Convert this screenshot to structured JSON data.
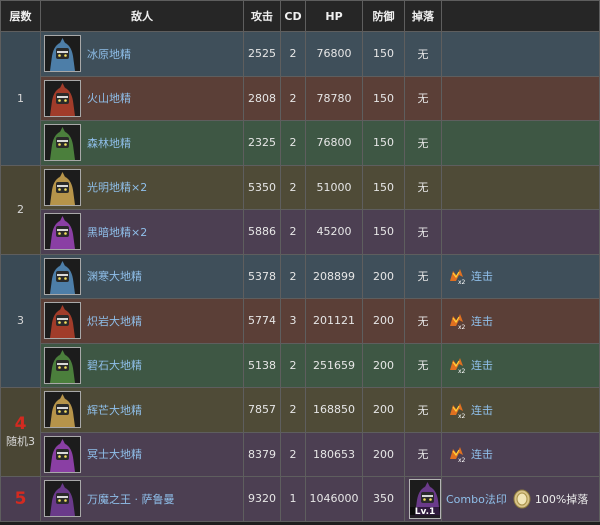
{
  "headers": [
    "层数",
    "敌人",
    "攻击",
    "CD",
    "HP",
    "防御",
    "掉落",
    ""
  ],
  "floors": [
    {
      "label": "1"
    },
    {
      "label": "2"
    },
    {
      "label": "3"
    },
    {
      "big": "4",
      "sub": "随机3"
    },
    {
      "big": "5"
    }
  ],
  "rows": [
    {
      "name": "冰原地精",
      "atk": "2525",
      "cd": "2",
      "hp": "76800",
      "def": "150",
      "drop": "无",
      "color": "#3f4f5a",
      "portrait": "blue"
    },
    {
      "name": "火山地精",
      "atk": "2808",
      "cd": "2",
      "hp": "78780",
      "def": "150",
      "drop": "无",
      "color": "#5b3f37",
      "portrait": "red"
    },
    {
      "name": "森林地精",
      "atk": "2325",
      "cd": "2",
      "hp": "76800",
      "def": "150",
      "drop": "无",
      "color": "#3e5744",
      "portrait": "green"
    },
    {
      "name": "光明地精×2",
      "atk": "5350",
      "cd": "2",
      "hp": "51000",
      "def": "150",
      "drop": "无",
      "color": "#4f4b37",
      "portrait": "gold"
    },
    {
      "name": "黑暗地精×2",
      "atk": "5886",
      "cd": "2",
      "hp": "45200",
      "def": "150",
      "drop": "无",
      "color": "#4c3f52",
      "portrait": "purple"
    },
    {
      "name": "渊寒大地精",
      "atk": "5378",
      "cd": "2",
      "hp": "208899",
      "def": "200",
      "drop": "无",
      "skill": "连击",
      "color": "#3f4f5a",
      "portrait": "blue"
    },
    {
      "name": "炽岩大地精",
      "atk": "5774",
      "cd": "3",
      "hp": "201121",
      "def": "200",
      "drop": "无",
      "skill": "连击",
      "color": "#5b3f37",
      "portrait": "red"
    },
    {
      "name": "碧石大地精",
      "atk": "5138",
      "cd": "2",
      "hp": "251659",
      "def": "200",
      "drop": "无",
      "skill": "连击",
      "color": "#3e5744",
      "portrait": "green"
    },
    {
      "name": "辉芒大地精",
      "atk": "7857",
      "cd": "2",
      "hp": "168850",
      "def": "200",
      "drop": "无",
      "skill": "连击",
      "color": "#4f4b37",
      "portrait": "gold"
    },
    {
      "name": "冥士大地精",
      "atk": "8379",
      "cd": "2",
      "hp": "180653",
      "def": "200",
      "drop": "无",
      "skill": "连击",
      "color": "#4c3f52",
      "portrait": "purple"
    },
    {
      "name": "万魔之王 · 萨鲁曼",
      "atk": "9320",
      "cd": "1",
      "hp": "1046000",
      "def": "350",
      "color": "#4c3f52",
      "portrait": "boss"
    }
  ],
  "boss_extra": {
    "drop_level": "Lv.1",
    "combo": "Combo法印",
    "drop_rate": "100%掉落"
  },
  "portrait_colors": {
    "blue": "#4d7ea8",
    "red": "#a13c2a",
    "green": "#4b7f3c",
    "gold": "#b6944a",
    "purple": "#8a3fa4",
    "boss": "#6a3a8a"
  },
  "icons": {
    "skill": "combo-x2-icon",
    "coin": "coin-icon"
  }
}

DIRECTIONS
Every line above should be returned word for word, with the pictures left behind.

CORRECT RESULT
Convert this screenshot to structured JSON data.
{
  "headers": [
    "层数",
    "敌人",
    "攻击",
    "CD",
    "HP",
    "防御",
    "掉落",
    ""
  ],
  "floors": [
    {
      "label": "1"
    },
    {
      "label": "2"
    },
    {
      "label": "3"
    },
    {
      "big": "4",
      "sub": "随机3"
    },
    {
      "big": "5"
    }
  ],
  "rows": [
    {
      "name": "冰原地精",
      "atk": "2525",
      "cd": "2",
      "hp": "76800",
      "def": "150",
      "drop": "无",
      "color": "#3f4f5a",
      "portrait": "blue"
    },
    {
      "name": "火山地精",
      "atk": "2808",
      "cd": "2",
      "hp": "78780",
      "def": "150",
      "drop": "无",
      "color": "#5b3f37",
      "portrait": "red"
    },
    {
      "name": "森林地精",
      "atk": "2325",
      "cd": "2",
      "hp": "76800",
      "def": "150",
      "drop": "无",
      "color": "#3e5744",
      "portrait": "green"
    },
    {
      "name": "光明地精×2",
      "atk": "5350",
      "cd": "2",
      "hp": "51000",
      "def": "150",
      "drop": "无",
      "color": "#4f4b37",
      "portrait": "gold"
    },
    {
      "name": "黑暗地精×2",
      "atk": "5886",
      "cd": "2",
      "hp": "45200",
      "def": "150",
      "drop": "无",
      "color": "#4c3f52",
      "portrait": "purple"
    },
    {
      "name": "渊寒大地精",
      "atk": "5378",
      "cd": "2",
      "hp": "208899",
      "def": "200",
      "drop": "无",
      "skill": "连击",
      "color": "#3f4f5a",
      "portrait": "blue"
    },
    {
      "name": "炽岩大地精",
      "atk": "5774",
      "cd": "3",
      "hp": "201121",
      "def": "200",
      "drop": "无",
      "skill": "连击",
      "color": "#5b3f37",
      "portrait": "red"
    },
    {
      "name": "碧石大地精",
      "atk": "5138",
      "cd": "2",
      "hp": "251659",
      "def": "200",
      "drop": "无",
      "skill": "连击",
      "color": "#3e5744",
      "portrait": "green"
    },
    {
      "name": "辉芒大地精",
      "atk": "7857",
      "cd": "2",
      "hp": "168850",
      "def": "200",
      "drop": "无",
      "skill": "连击",
      "color": "#4f4b37",
      "portrait": "gold"
    },
    {
      "name": "冥士大地精",
      "atk": "8379",
      "cd": "2",
      "hp": "180653",
      "def": "200",
      "drop": "无",
      "skill": "连击",
      "color": "#4c3f52",
      "portrait": "purple"
    },
    {
      "name": "万魔之王 · 萨鲁曼",
      "atk": "9320",
      "cd": "1",
      "hp": "1046000",
      "def": "350",
      "color": "#4c3f52",
      "portrait": "boss"
    }
  ],
  "boss_extra": {
    "drop_level": "Lv.1",
    "combo": "Combo法印",
    "drop_rate": "100%掉落"
  },
  "portrait_colors": {
    "blue": "#4d7ea8",
    "red": "#a13c2a",
    "green": "#4b7f3c",
    "gold": "#b6944a",
    "purple": "#8a3fa4",
    "boss": "#6a3a8a"
  },
  "icons": {
    "skill": "combo-x2-icon",
    "coin": "coin-icon"
  }
}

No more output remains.